[Exercise aim]: Take the data that follows and retype it word for word.

[Entries provided]:
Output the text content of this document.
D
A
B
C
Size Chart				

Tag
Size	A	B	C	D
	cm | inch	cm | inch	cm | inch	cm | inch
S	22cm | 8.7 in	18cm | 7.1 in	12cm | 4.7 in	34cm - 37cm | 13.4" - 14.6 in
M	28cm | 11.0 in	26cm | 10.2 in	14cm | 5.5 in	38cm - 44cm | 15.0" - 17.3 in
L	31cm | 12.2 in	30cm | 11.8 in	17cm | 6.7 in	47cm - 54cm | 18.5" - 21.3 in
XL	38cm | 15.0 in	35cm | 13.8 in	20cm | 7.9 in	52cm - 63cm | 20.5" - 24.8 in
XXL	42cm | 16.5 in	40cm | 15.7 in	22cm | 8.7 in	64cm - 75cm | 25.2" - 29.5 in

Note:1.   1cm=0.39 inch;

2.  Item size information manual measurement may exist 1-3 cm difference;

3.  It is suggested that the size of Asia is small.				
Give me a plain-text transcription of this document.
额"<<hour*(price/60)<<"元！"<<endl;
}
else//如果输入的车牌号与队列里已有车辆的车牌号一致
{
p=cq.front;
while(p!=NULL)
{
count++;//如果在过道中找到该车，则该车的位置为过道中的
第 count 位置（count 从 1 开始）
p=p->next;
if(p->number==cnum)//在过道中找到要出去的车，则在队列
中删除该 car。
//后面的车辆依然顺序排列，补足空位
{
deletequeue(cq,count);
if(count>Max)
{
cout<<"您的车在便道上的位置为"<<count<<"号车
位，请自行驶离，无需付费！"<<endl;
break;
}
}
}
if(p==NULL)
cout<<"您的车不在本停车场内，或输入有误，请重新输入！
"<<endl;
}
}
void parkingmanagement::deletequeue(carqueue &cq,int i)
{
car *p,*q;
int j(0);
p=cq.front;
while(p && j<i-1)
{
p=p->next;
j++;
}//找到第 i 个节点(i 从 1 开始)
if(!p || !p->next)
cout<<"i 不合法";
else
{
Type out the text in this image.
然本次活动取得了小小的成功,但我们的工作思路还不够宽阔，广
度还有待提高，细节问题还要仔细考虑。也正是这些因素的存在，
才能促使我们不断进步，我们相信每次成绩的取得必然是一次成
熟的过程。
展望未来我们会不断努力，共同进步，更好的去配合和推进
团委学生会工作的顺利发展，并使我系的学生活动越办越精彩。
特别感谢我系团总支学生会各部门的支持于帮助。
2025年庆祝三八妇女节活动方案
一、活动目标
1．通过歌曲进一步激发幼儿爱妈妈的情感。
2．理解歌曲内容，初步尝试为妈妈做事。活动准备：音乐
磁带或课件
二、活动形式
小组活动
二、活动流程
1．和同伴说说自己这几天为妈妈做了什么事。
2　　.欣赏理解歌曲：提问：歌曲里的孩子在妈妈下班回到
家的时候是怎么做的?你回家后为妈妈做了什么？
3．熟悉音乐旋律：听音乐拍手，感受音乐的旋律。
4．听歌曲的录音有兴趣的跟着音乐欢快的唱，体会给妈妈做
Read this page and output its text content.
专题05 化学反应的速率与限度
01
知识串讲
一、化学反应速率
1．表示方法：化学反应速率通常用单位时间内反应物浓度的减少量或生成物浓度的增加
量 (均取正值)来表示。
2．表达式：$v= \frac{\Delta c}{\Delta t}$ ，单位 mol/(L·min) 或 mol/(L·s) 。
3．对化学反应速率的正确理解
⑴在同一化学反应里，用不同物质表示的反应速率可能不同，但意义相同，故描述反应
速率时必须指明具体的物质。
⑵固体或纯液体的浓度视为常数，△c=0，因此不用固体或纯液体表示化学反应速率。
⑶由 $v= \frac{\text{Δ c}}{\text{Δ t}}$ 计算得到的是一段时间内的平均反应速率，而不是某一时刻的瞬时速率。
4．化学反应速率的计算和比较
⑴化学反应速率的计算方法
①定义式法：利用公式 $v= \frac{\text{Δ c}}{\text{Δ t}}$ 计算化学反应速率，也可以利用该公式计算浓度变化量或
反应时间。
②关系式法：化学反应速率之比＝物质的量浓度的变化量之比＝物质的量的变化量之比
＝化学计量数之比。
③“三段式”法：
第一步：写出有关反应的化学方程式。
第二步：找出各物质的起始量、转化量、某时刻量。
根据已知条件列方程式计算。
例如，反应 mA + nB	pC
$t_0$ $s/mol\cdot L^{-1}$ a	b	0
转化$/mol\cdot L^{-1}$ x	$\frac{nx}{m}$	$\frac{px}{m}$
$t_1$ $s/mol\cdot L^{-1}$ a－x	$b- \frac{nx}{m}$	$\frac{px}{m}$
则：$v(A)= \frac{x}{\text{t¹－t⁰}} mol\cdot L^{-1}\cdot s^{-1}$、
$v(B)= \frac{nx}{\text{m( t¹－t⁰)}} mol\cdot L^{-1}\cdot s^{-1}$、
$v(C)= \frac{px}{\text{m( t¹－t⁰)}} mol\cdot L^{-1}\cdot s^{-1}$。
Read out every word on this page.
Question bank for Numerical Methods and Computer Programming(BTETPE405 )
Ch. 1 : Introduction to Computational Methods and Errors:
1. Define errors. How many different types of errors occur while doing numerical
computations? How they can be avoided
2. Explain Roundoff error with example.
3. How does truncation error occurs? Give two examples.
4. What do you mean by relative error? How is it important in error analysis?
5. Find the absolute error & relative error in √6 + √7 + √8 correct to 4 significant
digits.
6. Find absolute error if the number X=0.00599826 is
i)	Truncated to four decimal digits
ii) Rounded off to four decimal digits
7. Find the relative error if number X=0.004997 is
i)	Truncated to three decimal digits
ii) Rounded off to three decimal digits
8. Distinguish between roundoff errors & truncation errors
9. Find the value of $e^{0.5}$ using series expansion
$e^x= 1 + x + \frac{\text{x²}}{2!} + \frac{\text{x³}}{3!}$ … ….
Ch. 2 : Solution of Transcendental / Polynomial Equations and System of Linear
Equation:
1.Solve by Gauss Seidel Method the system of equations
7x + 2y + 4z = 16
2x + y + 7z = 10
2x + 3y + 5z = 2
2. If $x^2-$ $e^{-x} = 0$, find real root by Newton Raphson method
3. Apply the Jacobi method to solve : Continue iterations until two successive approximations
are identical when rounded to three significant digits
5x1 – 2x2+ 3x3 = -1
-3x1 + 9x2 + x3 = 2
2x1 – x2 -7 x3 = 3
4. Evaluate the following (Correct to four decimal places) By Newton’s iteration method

[Solution to this task]:
Output the text content of this document.
D
A
B
C
Size Chart				

Tag
Size	A	B	C	D
	cm | inch	cm | inch	cm | inch	cm | inch
S	22cm | 8.7 in	18cm | 7.1 in	12cm | 4.7 in	34cm - 37cm | 13.4" - 14.6 in
M	28cm | 11.0 in	26cm | 10.2 in	14cm | 5.5 in	38cm - 44cm | 15.0" - 17.3 in
L	31cm | 12.2 in	30cm | 11.8 in	17cm | 6.7 in	47cm - 54cm | 18.5" - 21.3 in
XL	38cm | 15.0 in	35cm | 13.8 in	20cm | 7.9 in	52cm - 63cm | 20.5" - 24.8 in
XXL	42cm | 16.5 in	40cm | 15.7 in	22cm | 8.7 in	64cm - 75cm | 25.2" - 29.5 in

Note:1.   1cm=0.39 inch;

2.  Item size information manual measurement may exist 1-3 cm difference;

3.  It is suggested that the size of Asia is small.				
Give me a plain-text transcription of this document.
额"<<hour*(price/60)<<"元！"<<endl;
}
else//如果输入的车牌号与队列里已有车辆的车牌号一致
{
p=cq.front;
while(p!=NULL)
{
count++;//如果在过道中找到该车，则该车的位置为过道中的
第 count 位置（count 从 1 开始）
p=p->next;
if(p->number==cnum)//在过道中找到要出去的车，则在队列
中删除该 car。
//后面的车辆依然顺序排列，补足空位
{
deletequeue(cq,count);
if(count>Max)
{
cout<<"您的车在便道上的位置为"<<count<<"号车
位，请自行驶离，无需付费！"<<endl;
break;
}
}
}
if(p==NULL)
cout<<"您的车不在本停车场内，或输入有误，请重新输入！
"<<endl;
}
}
void parkingmanagement::deletequeue(carqueue &cq,int i)
{
car *p,*q;
int j(0);
p=cq.front;
while(p && j<i-1)
{
p=p->next;
j++;
}//找到第 i 个节点(i 从 1 开始)
if(!p || !p->next)
cout<<"i 不合法";
else
{
Type out the text in this image.
然本次活动取得了小小的成功,但我们的工作思路还不够宽阔，广
度还有待提高，细节问题还要仔细考虑。也正是这些因素的存在，
才能促使我们不断进步，我们相信每次成绩的取得必然是一次成
熟的过程。
展望未来我们会不断努力，共同进步，更好的去配合和推进
团委学生会工作的顺利发展，并使我系的学生活动越办越精彩。
特别感谢我系团总支学生会各部门的支持于帮助。
2025年庆祝三八妇女节活动方案
一、活动目标
1．通过歌曲进一步激发幼儿爱妈妈的情感。
2．理解歌曲内容，初步尝试为妈妈做事。活动准备：音乐
磁带或课件
二、活动形式
小组活动
二、活动流程
1．和同伴说说自己这几天为妈妈做了什么事。
2　　.欣赏理解歌曲：提问：歌曲里的孩子在妈妈下班回到
家的时候是怎么做的?你回家后为妈妈做了什么？
3．熟悉音乐旋律：听音乐拍手，感受音乐的旋律。
4．听歌曲的录音有兴趣的跟着音乐欢快的唱，体会给妈妈做
Read this page and output its text content.
专题05 化学反应的速率与限度
01
知识串讲
一、化学反应速率
1．表示方法：化学反应速率通常用单位时间内反应物浓度的减少量或生成物浓度的增加
量 (均取正值)来表示。
2．表达式：$v= \frac{\Delta c}{\Delta t}$ ，单位 mol/(L·min) 或 mol/(L·s) 。
3．对化学反应速率的正确理解
⑴在同一化学反应里，用不同物质表示的反应速率可能不同，但意义相同，故描述反应
速率时必须指明具体的物质。
⑵固体或纯液体的浓度视为常数，△c=0，因此不用固体或纯液体表示化学反应速率。
⑶由 $v= \frac{\text{Δ c}}{\text{Δ t}}$ 计算得到的是一段时间内的平均反应速率，而不是某一时刻的瞬时速率。
4．化学反应速率的计算和比较
⑴化学反应速率的计算方法
①定义式法：利用公式 $v= \frac{\text{Δ c}}{\text{Δ t}}$ 计算化学反应速率，也可以利用该公式计算浓度变化量或
反应时间。
②关系式法：化学反应速率之比＝物质的量浓度的变化量之比＝物质的量的变化量之比
＝化学计量数之比。
③“三段式”法：
第一步：写出有关反应的化学方程式。
第二步：找出各物质的起始量、转化量、某时刻量。
根据已知条件列方程式计算。
例如，反应 mA + nB	pC
$t_0$ $s/mol\cdot L^{-1}$ a	b	0
转化$/mol\cdot L^{-1}$ x	$\frac{nx}{m}$	$\frac{px}{m}$
$t_1$ $s/mol\cdot L^{-1}$ a－x	$b- \frac{nx}{m}$	$\frac{px}{m}$
则：$v(A)= \frac{x}{\text{t¹－t⁰}} mol\cdot L^{-1}\cdot s^{-1}$、
$v(B)= \frac{nx}{\text{m( t¹－t⁰)}} mol\cdot L^{-1}\cdot s^{-1}$、
$v(C)= \frac{px}{\text{m( t¹－t⁰)}} mol\cdot L^{-1}\cdot s^{-1}$。
Read out every word on this page.
Question bank for Numerical Methods and Computer Programming(BTETPE405 )
Ch. 1 : Introduction to Computational Methods and Errors:
1. Define errors. How many different types of errors occur while doing numerical
computations? How they can be avoided
2. Explain Roundoff error with example.
3. How does truncation error occurs? Give two examples.
4. What do you mean by relative error? How is it important in error analysis?
5. Find the absolute error & relative error in √6 + √7 + √8 correct to 4 significant
digits.
6. Find absolute error if the number X=0.00599826 is
i)	Truncated to four decimal digits
ii) Rounded off to four decimal digits
7. Find the relative error if number X=0.004997 is
i)	Truncated to three decimal digits
ii) Rounded off to three decimal digits
8. Distinguish between roundoff errors & truncation errors
9. Find the value of $e^{0.5}$ using series expansion
$e^x= 1 + x + \frac{\text{x²}}{2!} + \frac{\text{x³}}{3!}$ … ….
Ch. 2 : Solution of Transcendental / Polynomial Equations and System of Linear
Equation:
1.Solve by Gauss Seidel Method the system of equations
7x + 2y + 4z = 16
2x + y + 7z = 10
2x + 3y + 5z = 2
2. If $x^2-$ $e^{-x} = 0$, find real root by Newton Raphson method
3. Apply the Jacobi method to solve : Continue iterations until two successive approximations
are identical when rounded to three significant digits
5x1 – 2x2+ 3x3 = -1
-3x1 + 9x2 + x3 = 2
2x1 – x2 -7 x3 = 3
4. Evaluate the following (Correct to four decimal places) By Newton’s iteration method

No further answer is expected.